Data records
++++
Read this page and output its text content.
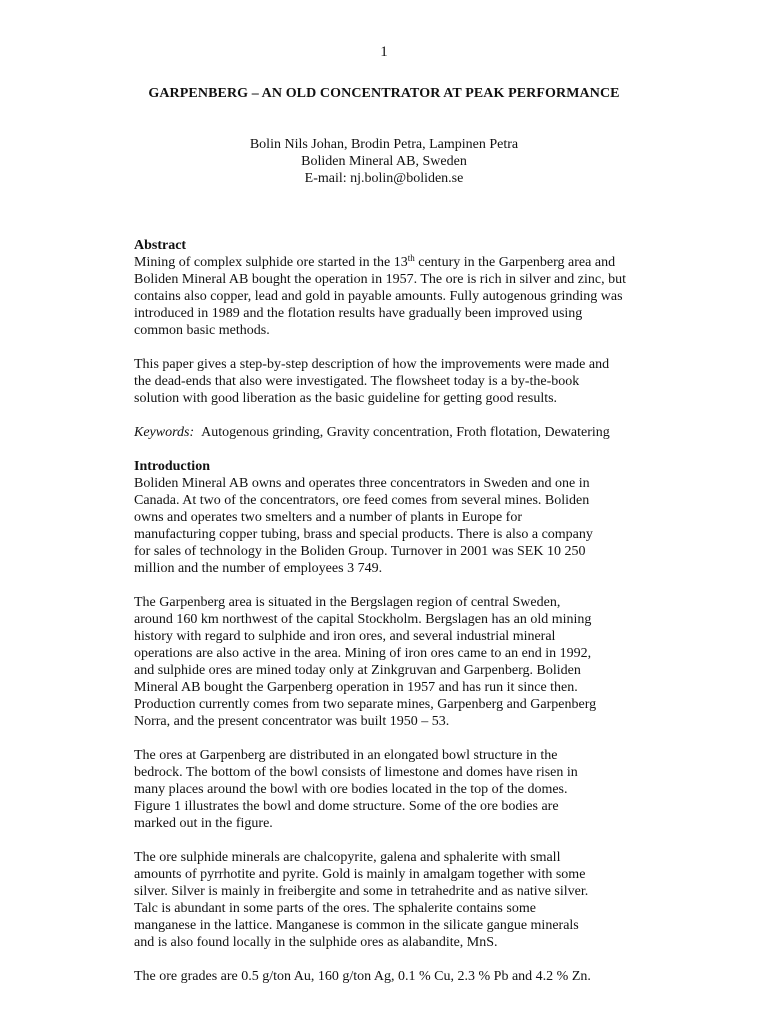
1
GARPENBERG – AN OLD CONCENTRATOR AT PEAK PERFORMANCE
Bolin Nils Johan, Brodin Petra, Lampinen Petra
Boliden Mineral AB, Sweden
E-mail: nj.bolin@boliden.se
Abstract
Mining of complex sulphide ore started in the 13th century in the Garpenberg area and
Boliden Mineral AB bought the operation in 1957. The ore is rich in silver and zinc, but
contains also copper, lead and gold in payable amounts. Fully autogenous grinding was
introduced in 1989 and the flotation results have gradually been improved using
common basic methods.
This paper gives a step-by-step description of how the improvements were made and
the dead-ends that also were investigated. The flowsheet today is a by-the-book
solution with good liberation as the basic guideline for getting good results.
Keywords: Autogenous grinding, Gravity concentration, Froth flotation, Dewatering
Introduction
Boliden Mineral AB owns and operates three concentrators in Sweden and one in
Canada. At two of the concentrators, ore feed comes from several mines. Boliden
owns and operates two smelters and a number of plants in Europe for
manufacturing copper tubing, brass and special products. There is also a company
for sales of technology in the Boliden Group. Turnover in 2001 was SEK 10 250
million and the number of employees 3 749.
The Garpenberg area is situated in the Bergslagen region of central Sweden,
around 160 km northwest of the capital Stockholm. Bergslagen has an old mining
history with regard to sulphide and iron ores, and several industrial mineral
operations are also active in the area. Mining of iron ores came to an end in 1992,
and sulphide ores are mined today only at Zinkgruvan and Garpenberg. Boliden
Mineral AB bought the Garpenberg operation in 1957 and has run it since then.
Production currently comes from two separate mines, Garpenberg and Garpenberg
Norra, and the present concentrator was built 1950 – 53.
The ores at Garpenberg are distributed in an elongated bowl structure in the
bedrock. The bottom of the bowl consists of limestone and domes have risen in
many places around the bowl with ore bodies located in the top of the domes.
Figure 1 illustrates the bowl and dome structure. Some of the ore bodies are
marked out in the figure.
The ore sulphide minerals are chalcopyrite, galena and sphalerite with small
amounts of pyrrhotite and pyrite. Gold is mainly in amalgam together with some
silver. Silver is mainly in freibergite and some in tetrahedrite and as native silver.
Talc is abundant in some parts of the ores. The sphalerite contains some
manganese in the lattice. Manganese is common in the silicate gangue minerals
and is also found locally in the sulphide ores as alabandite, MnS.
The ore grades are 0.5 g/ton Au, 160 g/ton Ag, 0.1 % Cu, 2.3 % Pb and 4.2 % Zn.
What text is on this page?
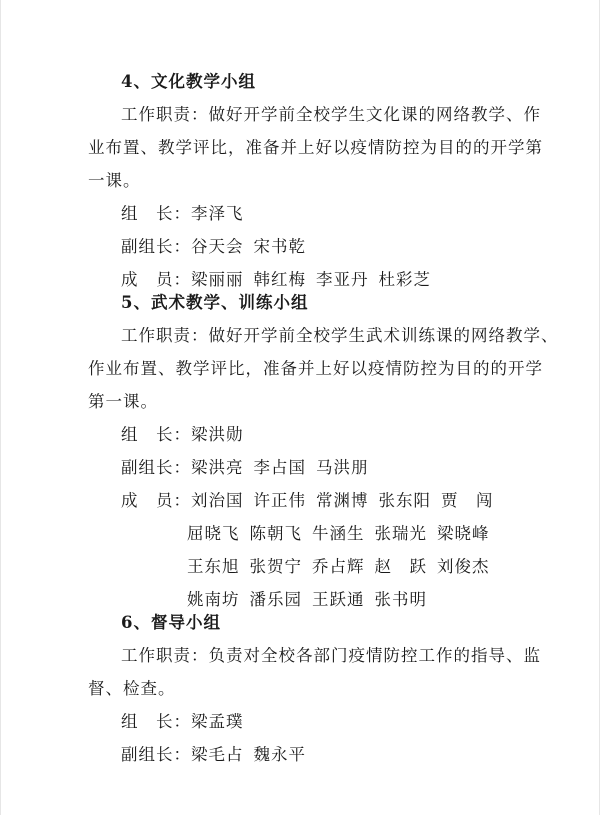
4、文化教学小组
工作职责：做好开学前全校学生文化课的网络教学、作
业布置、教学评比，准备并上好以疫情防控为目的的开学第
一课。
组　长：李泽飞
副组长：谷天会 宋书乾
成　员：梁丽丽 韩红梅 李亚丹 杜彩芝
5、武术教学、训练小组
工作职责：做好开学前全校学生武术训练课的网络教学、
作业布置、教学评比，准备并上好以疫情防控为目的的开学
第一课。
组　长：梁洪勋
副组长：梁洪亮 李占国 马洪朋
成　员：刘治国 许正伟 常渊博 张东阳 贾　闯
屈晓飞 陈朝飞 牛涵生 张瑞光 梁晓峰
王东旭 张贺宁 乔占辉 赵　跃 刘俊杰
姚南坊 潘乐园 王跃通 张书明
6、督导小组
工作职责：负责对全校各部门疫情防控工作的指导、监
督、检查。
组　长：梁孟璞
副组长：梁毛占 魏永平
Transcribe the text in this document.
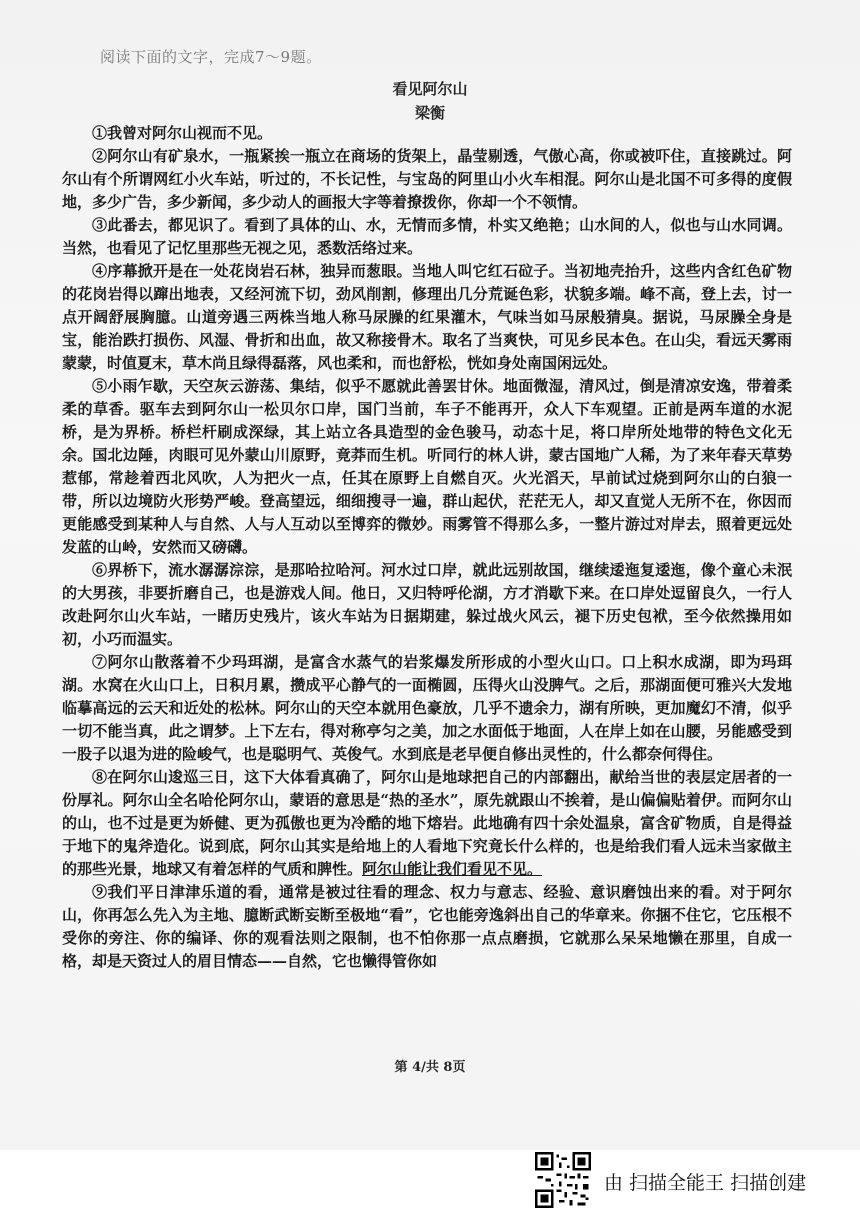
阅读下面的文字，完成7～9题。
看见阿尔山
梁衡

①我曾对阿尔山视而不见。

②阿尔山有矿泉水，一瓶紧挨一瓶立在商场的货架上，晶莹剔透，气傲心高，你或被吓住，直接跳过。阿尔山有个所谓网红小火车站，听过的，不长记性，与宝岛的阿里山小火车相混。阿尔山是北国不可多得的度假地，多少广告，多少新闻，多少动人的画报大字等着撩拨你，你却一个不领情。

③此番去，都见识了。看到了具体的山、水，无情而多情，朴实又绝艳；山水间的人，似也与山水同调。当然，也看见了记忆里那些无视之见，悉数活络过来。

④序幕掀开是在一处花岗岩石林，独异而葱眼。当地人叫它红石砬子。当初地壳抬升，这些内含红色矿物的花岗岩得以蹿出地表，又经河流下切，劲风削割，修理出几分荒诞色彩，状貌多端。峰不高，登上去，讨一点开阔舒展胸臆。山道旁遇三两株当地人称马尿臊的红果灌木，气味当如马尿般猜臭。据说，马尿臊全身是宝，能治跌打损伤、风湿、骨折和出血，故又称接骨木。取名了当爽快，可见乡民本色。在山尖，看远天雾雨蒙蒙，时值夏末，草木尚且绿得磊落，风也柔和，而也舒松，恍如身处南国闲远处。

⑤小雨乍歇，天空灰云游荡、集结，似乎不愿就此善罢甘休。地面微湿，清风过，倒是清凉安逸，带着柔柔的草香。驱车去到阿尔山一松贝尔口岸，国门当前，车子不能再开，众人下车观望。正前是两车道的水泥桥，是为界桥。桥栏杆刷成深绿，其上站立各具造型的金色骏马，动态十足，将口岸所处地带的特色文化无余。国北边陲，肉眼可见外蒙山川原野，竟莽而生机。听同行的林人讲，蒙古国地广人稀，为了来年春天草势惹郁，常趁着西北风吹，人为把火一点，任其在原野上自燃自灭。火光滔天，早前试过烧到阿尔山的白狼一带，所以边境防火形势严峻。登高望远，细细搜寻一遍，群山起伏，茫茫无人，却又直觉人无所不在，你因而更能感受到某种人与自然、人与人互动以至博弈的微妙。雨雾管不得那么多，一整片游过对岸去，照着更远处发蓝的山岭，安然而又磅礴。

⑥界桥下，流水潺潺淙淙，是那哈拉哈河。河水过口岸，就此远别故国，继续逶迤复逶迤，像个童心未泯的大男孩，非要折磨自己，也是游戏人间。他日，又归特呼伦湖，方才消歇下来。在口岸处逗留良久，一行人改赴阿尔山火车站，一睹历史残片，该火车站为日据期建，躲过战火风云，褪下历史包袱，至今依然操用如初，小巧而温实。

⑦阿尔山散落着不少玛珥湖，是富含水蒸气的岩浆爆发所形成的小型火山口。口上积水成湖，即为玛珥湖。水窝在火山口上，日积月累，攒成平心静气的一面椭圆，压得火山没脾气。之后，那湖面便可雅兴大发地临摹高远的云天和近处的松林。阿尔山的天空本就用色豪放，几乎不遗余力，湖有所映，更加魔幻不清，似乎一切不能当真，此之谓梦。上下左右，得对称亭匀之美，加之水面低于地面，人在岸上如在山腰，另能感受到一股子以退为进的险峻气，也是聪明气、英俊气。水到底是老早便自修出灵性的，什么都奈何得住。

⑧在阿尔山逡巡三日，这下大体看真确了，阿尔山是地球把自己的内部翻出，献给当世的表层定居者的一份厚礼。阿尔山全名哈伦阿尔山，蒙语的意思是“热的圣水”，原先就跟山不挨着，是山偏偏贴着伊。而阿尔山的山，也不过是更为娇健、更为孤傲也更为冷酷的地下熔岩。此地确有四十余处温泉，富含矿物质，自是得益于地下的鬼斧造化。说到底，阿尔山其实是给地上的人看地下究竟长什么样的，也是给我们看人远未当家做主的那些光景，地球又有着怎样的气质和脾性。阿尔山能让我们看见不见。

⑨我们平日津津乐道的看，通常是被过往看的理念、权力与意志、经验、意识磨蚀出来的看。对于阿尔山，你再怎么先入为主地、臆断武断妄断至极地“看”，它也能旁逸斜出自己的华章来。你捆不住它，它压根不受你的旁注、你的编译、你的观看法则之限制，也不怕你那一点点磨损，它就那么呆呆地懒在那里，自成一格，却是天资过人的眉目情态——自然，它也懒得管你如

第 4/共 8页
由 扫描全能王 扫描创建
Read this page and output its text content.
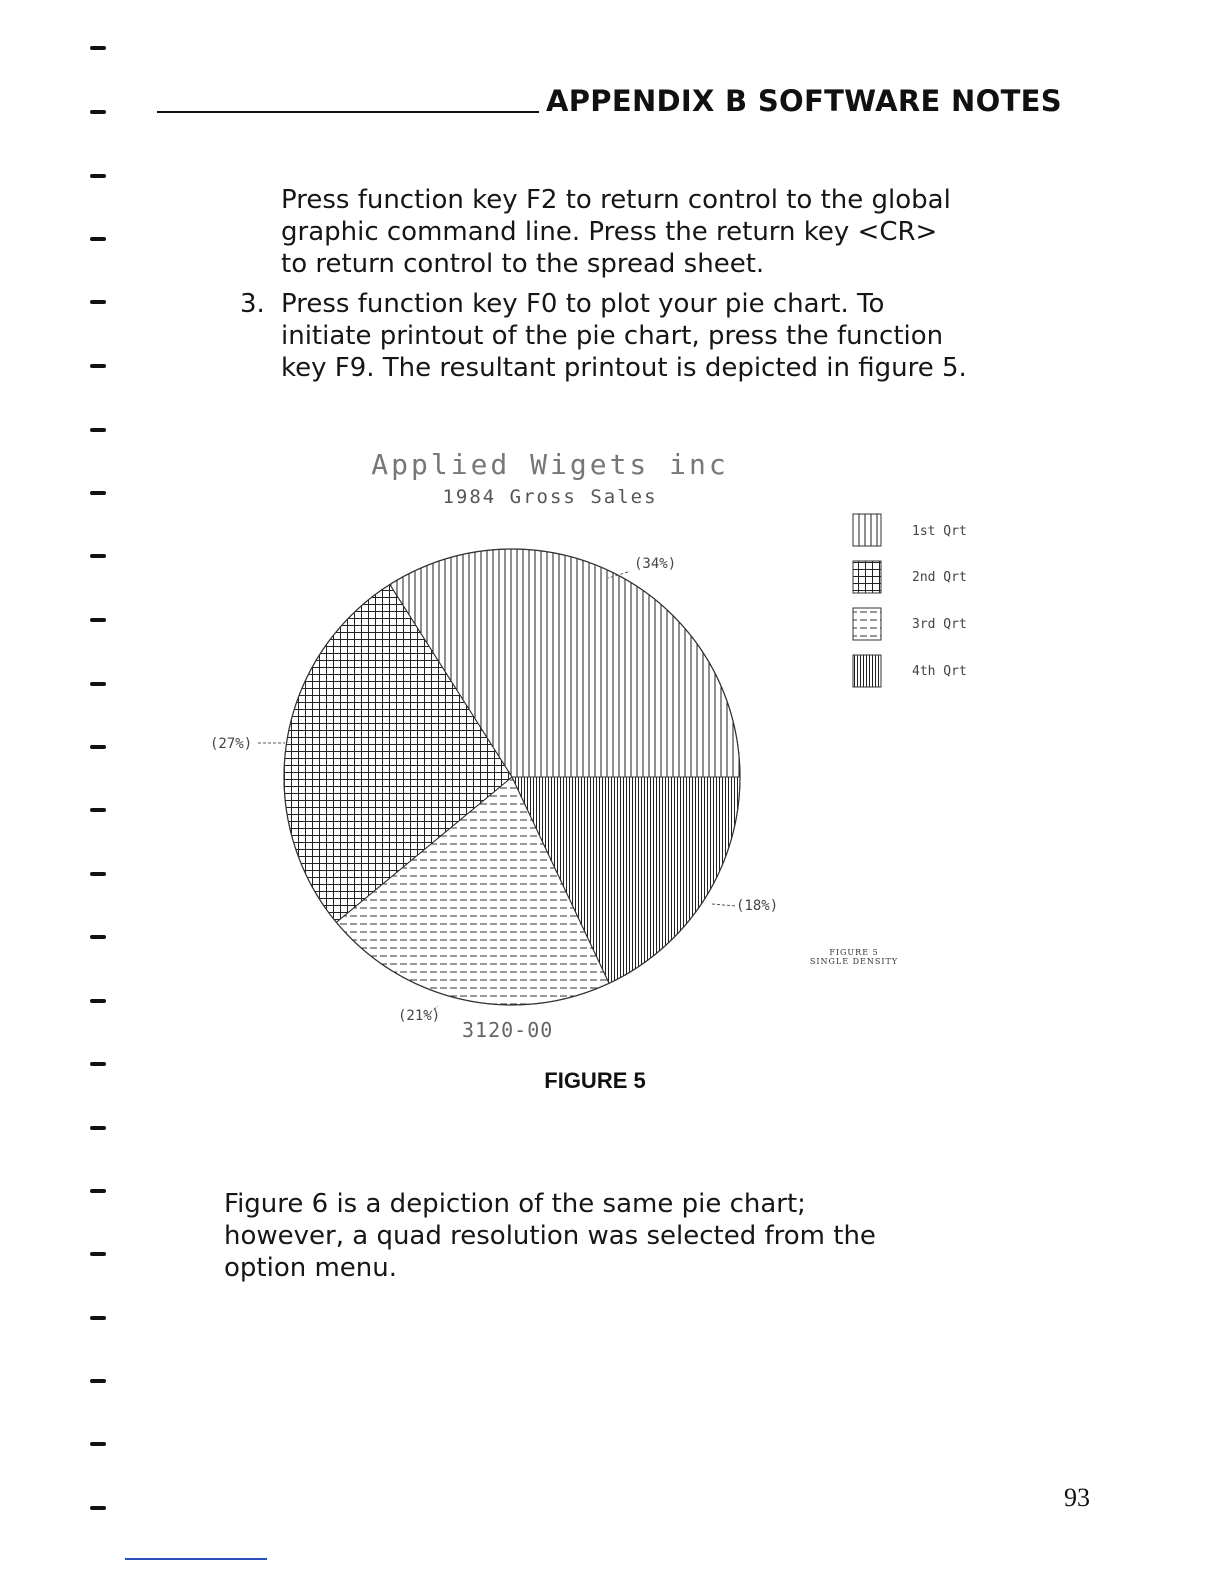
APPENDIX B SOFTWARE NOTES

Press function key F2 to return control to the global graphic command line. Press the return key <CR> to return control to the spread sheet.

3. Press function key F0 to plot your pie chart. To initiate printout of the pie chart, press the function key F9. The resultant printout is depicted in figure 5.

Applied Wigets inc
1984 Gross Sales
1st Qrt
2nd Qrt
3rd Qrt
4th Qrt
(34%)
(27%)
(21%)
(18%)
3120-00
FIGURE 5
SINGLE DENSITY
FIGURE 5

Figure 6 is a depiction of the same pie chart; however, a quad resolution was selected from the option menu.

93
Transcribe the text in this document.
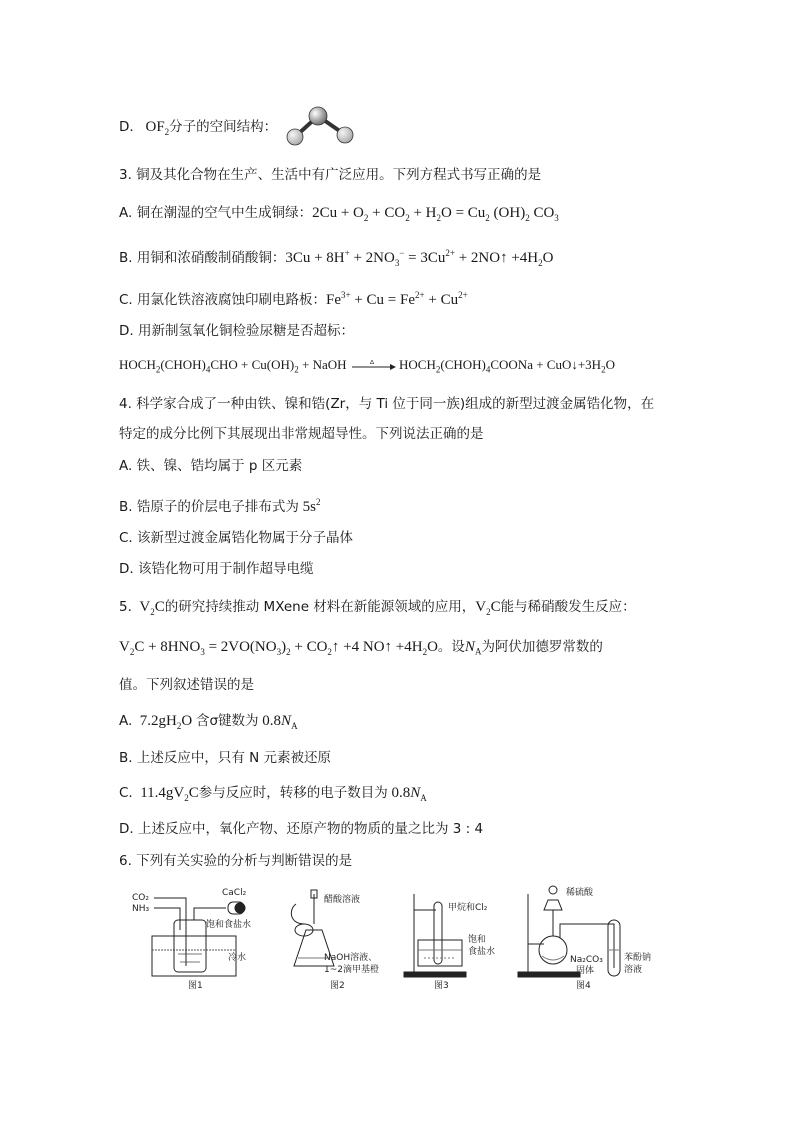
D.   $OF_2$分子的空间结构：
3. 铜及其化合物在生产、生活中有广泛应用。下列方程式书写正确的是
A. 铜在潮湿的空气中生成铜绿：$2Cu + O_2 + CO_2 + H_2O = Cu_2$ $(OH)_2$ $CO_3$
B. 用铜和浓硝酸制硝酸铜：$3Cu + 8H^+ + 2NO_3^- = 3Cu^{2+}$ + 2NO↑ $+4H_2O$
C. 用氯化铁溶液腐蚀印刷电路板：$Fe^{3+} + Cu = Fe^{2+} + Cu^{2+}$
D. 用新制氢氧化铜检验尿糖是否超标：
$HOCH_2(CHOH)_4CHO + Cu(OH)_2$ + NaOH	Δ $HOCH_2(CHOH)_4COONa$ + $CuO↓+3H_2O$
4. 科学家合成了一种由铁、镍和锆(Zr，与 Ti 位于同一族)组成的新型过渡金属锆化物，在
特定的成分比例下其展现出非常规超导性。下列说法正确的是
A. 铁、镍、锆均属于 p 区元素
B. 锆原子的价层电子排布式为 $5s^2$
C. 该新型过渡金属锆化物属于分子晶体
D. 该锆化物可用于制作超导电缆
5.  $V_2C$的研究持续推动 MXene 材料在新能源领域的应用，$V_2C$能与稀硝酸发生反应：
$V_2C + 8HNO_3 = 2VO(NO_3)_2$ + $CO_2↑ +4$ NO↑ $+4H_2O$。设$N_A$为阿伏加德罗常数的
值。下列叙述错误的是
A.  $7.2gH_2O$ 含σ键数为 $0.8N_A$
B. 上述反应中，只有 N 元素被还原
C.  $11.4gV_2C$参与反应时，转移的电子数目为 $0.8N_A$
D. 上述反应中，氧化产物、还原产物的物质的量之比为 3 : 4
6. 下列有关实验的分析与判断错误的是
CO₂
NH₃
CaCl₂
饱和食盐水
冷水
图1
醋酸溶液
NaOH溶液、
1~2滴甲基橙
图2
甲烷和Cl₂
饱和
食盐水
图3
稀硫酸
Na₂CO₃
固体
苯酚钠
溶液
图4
++++
▶ [Work to be completed]: Within the listing above, work out how many lines contain the string "owns", and reply with that number only.

▶ [Written response]: 2